- _Aim of the exercise_
Work out how many lines of the material below mention the word "color"; reply with the number only.

··· Supplied information ···

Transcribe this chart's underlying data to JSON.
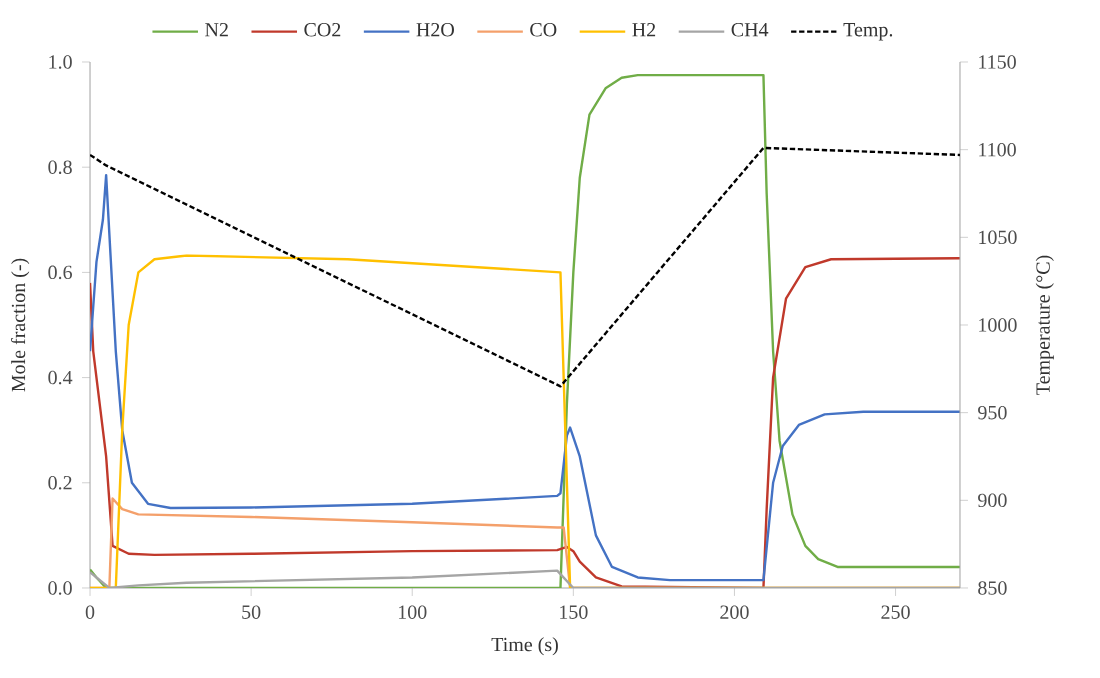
{
  "chart_data": {
    "type": "line",
    "xlabel": "Time (s)",
    "ylabel": "Mole fraction (-)",
    "y2label": "Temperature (°C)",
    "xlim": [
      0,
      270
    ],
    "xticks": [
      0,
      50,
      100,
      150,
      200,
      250
    ],
    "ylim": [
      0,
      1
    ],
    "yticks": [
      {
        "value": 0,
        "label": "0.0"
      },
      0.2,
      0.4,
      0.6,
      0.8,
      {
        "value": 1,
        "label": "1.0"
      }
    ],
    "y2lim": [
      850,
      1150
    ],
    "y2ticks": [
      850,
      900,
      950,
      1000,
      1050,
      1100,
      1150
    ],
    "grid": false,
    "legend": "top",
    "series": [
      {
        "name": "N2",
        "color": "#70ad47",
        "x": [
          0,
          2,
          5,
          146,
          148,
          150,
          152,
          155,
          160,
          165,
          170,
          209,
          210,
          212,
          214,
          218,
          222,
          226,
          232,
          270
        ],
        "values": [
          0.035,
          0.02,
          0.0,
          0.0,
          0.35,
          0.6,
          0.78,
          0.9,
          0.95,
          0.97,
          0.975,
          0.975,
          0.75,
          0.45,
          0.28,
          0.14,
          0.08,
          0.055,
          0.04,
          0.04
        ]
      },
      {
        "name": "CO2",
        "color": "#c0392b",
        "x": [
          0,
          1,
          4,
          5,
          7,
          12,
          20,
          50,
          100,
          145,
          148,
          150,
          152,
          157,
          165,
          209,
          210,
          212,
          216,
          222,
          230,
          270
        ],
        "values": [
          0.58,
          0.45,
          0.3,
          0.25,
          0.08,
          0.065,
          0.063,
          0.065,
          0.07,
          0.072,
          0.078,
          0.07,
          0.05,
          0.02,
          0.003,
          0.0,
          0.15,
          0.4,
          0.55,
          0.61,
          0.625,
          0.627
        ]
      },
      {
        "name": "H2O",
        "color": "#4472c4",
        "x": [
          0,
          2,
          4,
          5,
          8,
          10,
          13,
          18,
          25,
          50,
          100,
          145,
          146,
          148,
          149,
          152,
          157,
          162,
          170,
          180,
          209,
          212,
          215,
          220,
          228,
          240,
          270
        ],
        "values": [
          0.45,
          0.62,
          0.7,
          0.785,
          0.45,
          0.3,
          0.2,
          0.16,
          0.152,
          0.153,
          0.16,
          0.175,
          0.18,
          0.29,
          0.305,
          0.25,
          0.1,
          0.04,
          0.02,
          0.015,
          0.015,
          0.2,
          0.27,
          0.31,
          0.33,
          0.335,
          0.335
        ]
      },
      {
        "name": "CO",
        "color": "#f4a06b",
        "x": [
          0,
          6,
          7,
          10,
          15,
          50,
          100,
          145,
          147,
          149,
          270
        ],
        "values": [
          0.0,
          0.0,
          0.17,
          0.15,
          0.14,
          0.135,
          0.125,
          0.115,
          0.115,
          0.0,
          0.0
        ]
      },
      {
        "name": "H2",
        "color": "#ffc000",
        "x": [
          0,
          8,
          10,
          12,
          15,
          20,
          30,
          80,
          146,
          149,
          270
        ],
        "values": [
          0.0,
          0.0,
          0.3,
          0.5,
          0.6,
          0.625,
          0.632,
          0.625,
          0.6,
          0.0,
          0.0
        ]
      },
      {
        "name": "CH4",
        "color": "#a5a5a5",
        "x": [
          0,
          6,
          15,
          30,
          100,
          145,
          150,
          270
        ],
        "values": [
          0.03,
          0.0,
          0.005,
          0.01,
          0.02,
          0.033,
          0.0,
          0.0
        ]
      },
      {
        "name": "Temp.",
        "color": "#000000",
        "axis": "y2",
        "line_style": "dashed",
        "x": [
          0,
          5,
          146,
          209,
          270
        ],
        "values": [
          1097,
          1091,
          965,
          1101,
          1097
        ]
      }
    ]
  }
}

···

- _Output of the task_
7